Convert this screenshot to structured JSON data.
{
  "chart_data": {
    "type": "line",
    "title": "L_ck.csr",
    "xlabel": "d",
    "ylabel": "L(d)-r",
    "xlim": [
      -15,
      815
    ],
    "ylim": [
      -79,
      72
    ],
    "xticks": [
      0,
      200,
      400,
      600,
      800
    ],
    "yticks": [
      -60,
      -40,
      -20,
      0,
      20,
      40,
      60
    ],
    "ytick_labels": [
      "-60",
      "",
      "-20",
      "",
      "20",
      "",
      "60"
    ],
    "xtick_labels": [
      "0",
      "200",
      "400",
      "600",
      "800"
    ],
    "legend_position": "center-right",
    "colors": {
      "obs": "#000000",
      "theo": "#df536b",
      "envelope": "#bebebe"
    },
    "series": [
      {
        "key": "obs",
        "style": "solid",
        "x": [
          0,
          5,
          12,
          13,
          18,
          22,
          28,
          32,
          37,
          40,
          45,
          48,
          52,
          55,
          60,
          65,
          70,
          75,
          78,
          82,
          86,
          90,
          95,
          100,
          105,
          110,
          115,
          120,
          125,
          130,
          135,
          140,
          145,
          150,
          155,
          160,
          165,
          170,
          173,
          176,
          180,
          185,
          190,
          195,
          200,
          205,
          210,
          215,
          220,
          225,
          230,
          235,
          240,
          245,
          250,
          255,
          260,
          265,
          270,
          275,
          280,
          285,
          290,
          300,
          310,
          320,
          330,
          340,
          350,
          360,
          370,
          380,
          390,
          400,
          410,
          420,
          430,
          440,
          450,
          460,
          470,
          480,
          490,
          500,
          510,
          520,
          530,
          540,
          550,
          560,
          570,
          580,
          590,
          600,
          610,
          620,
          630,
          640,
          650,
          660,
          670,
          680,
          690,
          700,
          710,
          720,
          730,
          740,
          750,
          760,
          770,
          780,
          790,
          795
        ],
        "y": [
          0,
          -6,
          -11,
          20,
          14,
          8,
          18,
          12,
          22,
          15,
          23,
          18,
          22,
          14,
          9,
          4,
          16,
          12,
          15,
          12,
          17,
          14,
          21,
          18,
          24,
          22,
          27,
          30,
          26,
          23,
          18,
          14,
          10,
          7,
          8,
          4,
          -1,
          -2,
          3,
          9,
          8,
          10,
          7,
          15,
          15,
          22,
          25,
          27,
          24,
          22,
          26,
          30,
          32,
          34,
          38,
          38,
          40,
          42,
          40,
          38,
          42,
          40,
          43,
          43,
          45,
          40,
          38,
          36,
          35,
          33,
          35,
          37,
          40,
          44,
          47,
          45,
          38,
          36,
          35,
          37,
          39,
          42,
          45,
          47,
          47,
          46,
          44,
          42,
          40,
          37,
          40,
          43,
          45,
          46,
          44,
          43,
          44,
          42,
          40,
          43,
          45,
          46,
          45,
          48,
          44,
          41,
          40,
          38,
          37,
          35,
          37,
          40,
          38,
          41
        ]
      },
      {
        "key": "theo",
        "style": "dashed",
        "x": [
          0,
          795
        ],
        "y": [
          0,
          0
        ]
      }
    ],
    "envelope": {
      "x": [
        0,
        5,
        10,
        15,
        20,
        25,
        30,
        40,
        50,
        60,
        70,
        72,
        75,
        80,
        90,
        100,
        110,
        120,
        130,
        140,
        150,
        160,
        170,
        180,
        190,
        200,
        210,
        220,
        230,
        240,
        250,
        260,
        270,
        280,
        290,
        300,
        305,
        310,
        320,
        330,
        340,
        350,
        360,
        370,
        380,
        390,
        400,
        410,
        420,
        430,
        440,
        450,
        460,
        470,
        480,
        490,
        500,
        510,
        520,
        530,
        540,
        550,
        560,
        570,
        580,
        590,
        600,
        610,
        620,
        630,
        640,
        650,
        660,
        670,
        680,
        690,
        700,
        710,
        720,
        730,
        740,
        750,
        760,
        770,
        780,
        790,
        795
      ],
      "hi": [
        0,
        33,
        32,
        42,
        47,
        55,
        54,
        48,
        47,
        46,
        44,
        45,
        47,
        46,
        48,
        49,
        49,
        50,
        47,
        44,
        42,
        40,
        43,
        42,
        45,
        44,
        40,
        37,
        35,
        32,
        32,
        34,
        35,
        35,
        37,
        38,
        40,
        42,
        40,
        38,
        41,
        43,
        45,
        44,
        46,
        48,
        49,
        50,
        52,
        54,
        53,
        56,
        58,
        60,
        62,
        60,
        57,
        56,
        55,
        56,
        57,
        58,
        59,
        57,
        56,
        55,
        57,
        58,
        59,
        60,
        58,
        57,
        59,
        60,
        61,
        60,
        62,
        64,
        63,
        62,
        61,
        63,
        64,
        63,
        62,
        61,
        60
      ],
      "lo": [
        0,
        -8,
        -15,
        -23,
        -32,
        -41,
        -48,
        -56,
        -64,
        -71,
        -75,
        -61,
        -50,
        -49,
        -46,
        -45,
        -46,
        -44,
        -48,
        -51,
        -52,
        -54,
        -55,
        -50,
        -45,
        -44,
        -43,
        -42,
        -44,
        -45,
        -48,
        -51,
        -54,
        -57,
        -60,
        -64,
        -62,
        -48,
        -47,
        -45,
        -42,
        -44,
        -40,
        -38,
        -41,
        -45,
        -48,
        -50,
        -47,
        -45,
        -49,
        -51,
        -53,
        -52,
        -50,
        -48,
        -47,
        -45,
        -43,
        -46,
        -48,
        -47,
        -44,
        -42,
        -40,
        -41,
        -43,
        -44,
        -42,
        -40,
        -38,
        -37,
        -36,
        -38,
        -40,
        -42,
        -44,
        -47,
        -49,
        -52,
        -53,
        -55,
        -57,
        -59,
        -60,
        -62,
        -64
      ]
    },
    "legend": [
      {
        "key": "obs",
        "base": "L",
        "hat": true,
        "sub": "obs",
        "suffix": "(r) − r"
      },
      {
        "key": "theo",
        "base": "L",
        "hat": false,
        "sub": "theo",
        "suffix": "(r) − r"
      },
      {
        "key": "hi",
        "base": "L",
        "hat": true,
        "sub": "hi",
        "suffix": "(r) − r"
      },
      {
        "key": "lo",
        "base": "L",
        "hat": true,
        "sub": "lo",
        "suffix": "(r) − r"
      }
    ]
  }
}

# What is needed:
All of the entries above should be written out again exactly.

# Answer in full:
Convert this screenshot to structured JSON data.
{
  "chart_data": {
    "type": "line",
    "title": "L_ck.csr",
    "xlabel": "d",
    "ylabel": "L(d)-r",
    "xlim": [
      -15,
      815
    ],
    "ylim": [
      -79,
      72
    ],
    "xticks": [
      0,
      200,
      400,
      600,
      800
    ],
    "yticks": [
      -60,
      -40,
      -20,
      0,
      20,
      40,
      60
    ],
    "ytick_labels": [
      "-60",
      "",
      "-20",
      "",
      "20",
      "",
      "60"
    ],
    "xtick_labels": [
      "0",
      "200",
      "400",
      "600",
      "800"
    ],
    "legend_position": "center-right",
    "colors": {
      "obs": "#000000",
      "theo": "#df536b",
      "envelope": "#bebebe"
    },
    "series": [
      {
        "key": "obs",
        "style": "solid",
        "x": [
          0,
          5,
          12,
          13,
          18,
          22,
          28,
          32,
          37,
          40,
          45,
          48,
          52,
          55,
          60,
          65,
          70,
          75,
          78,
          82,
          86,
          90,
          95,
          100,
          105,
          110,
          115,
          120,
          125,
          130,
          135,
          140,
          145,
          150,
          155,
          160,
          165,
          170,
          173,
          176,
          180,
          185,
          190,
          195,
          200,
          205,
          210,
          215,
          220,
          225,
          230,
          235,
          240,
          245,
          250,
          255,
          260,
          265,
          270,
          275,
          280,
          285,
          290,
          300,
          310,
          320,
          330,
          340,
          350,
          360,
          370,
          380,
          390,
          400,
          410,
          420,
          430,
          440,
          450,
          460,
          470,
          480,
          490,
          500,
          510,
          520,
          530,
          540,
          550,
          560,
          570,
          580,
          590,
          600,
          610,
          620,
          630,
          640,
          650,
          660,
          670,
          680,
          690,
          700,
          710,
          720,
          730,
          740,
          750,
          760,
          770,
          780,
          790,
          795
        ],
        "y": [
          0,
          -6,
          -11,
          20,
          14,
          8,
          18,
          12,
          22,
          15,
          23,
          18,
          22,
          14,
          9,
          4,
          16,
          12,
          15,
          12,
          17,
          14,
          21,
          18,
          24,
          22,
          27,
          30,
          26,
          23,
          18,
          14,
          10,
          7,
          8,
          4,
          -1,
          -2,
          3,
          9,
          8,
          10,
          7,
          15,
          15,
          22,
          25,
          27,
          24,
          22,
          26,
          30,
          32,
          34,
          38,
          38,
          40,
          42,
          40,
          38,
          42,
          40,
          43,
          43,
          45,
          40,
          38,
          36,
          35,
          33,
          35,
          37,
          40,
          44,
          47,
          45,
          38,
          36,
          35,
          37,
          39,
          42,
          45,
          47,
          47,
          46,
          44,
          42,
          40,
          37,
          40,
          43,
          45,
          46,
          44,
          43,
          44,
          42,
          40,
          43,
          45,
          46,
          45,
          48,
          44,
          41,
          40,
          38,
          37,
          35,
          37,
          40,
          38,
          41
        ]
      },
      {
        "key": "theo",
        "style": "dashed",
        "x": [
          0,
          795
        ],
        "y": [
          0,
          0
        ]
      }
    ],
    "envelope": {
      "x": [
        0,
        5,
        10,
        15,
        20,
        25,
        30,
        40,
        50,
        60,
        70,
        72,
        75,
        80,
        90,
        100,
        110,
        120,
        130,
        140,
        150,
        160,
        170,
        180,
        190,
        200,
        210,
        220,
        230,
        240,
        250,
        260,
        270,
        280,
        290,
        300,
        305,
        310,
        320,
        330,
        340,
        350,
        360,
        370,
        380,
        390,
        400,
        410,
        420,
        430,
        440,
        450,
        460,
        470,
        480,
        490,
        500,
        510,
        520,
        530,
        540,
        550,
        560,
        570,
        580,
        590,
        600,
        610,
        620,
        630,
        640,
        650,
        660,
        670,
        680,
        690,
        700,
        710,
        720,
        730,
        740,
        750,
        760,
        770,
        780,
        790,
        795
      ],
      "hi": [
        0,
        33,
        32,
        42,
        47,
        55,
        54,
        48,
        47,
        46,
        44,
        45,
        47,
        46,
        48,
        49,
        49,
        50,
        47,
        44,
        42,
        40,
        43,
        42,
        45,
        44,
        40,
        37,
        35,
        32,
        32,
        34,
        35,
        35,
        37,
        38,
        40,
        42,
        40,
        38,
        41,
        43,
        45,
        44,
        46,
        48,
        49,
        50,
        52,
        54,
        53,
        56,
        58,
        60,
        62,
        60,
        57,
        56,
        55,
        56,
        57,
        58,
        59,
        57,
        56,
        55,
        57,
        58,
        59,
        60,
        58,
        57,
        59,
        60,
        61,
        60,
        62,
        64,
        63,
        62,
        61,
        63,
        64,
        63,
        62,
        61,
        60
      ],
      "lo": [
        0,
        -8,
        -15,
        -23,
        -32,
        -41,
        -48,
        -56,
        -64,
        -71,
        -75,
        -61,
        -50,
        -49,
        -46,
        -45,
        -46,
        -44,
        -48,
        -51,
        -52,
        -54,
        -55,
        -50,
        -45,
        -44,
        -43,
        -42,
        -44,
        -45,
        -48,
        -51,
        -54,
        -57,
        -60,
        -64,
        -62,
        -48,
        -47,
        -45,
        -42,
        -44,
        -40,
        -38,
        -41,
        -45,
        -48,
        -50,
        -47,
        -45,
        -49,
        -51,
        -53,
        -52,
        -50,
        -48,
        -47,
        -45,
        -43,
        -46,
        -48,
        -47,
        -44,
        -42,
        -40,
        -41,
        -43,
        -44,
        -42,
        -40,
        -38,
        -37,
        -36,
        -38,
        -40,
        -42,
        -44,
        -47,
        -49,
        -52,
        -53,
        -55,
        -57,
        -59,
        -60,
        -62,
        -64
      ]
    },
    "legend": [
      {
        "key": "obs",
        "base": "L",
        "hat": true,
        "sub": "obs",
        "suffix": "(r) − r"
      },
      {
        "key": "theo",
        "base": "L",
        "hat": false,
        "sub": "theo",
        "suffix": "(r) − r"
      },
      {
        "key": "hi",
        "base": "L",
        "hat": true,
        "sub": "hi",
        "suffix": "(r) − r"
      },
      {
        "key": "lo",
        "base": "L",
        "hat": true,
        "sub": "lo",
        "suffix": "(r) − r"
      }
    ]
  }
}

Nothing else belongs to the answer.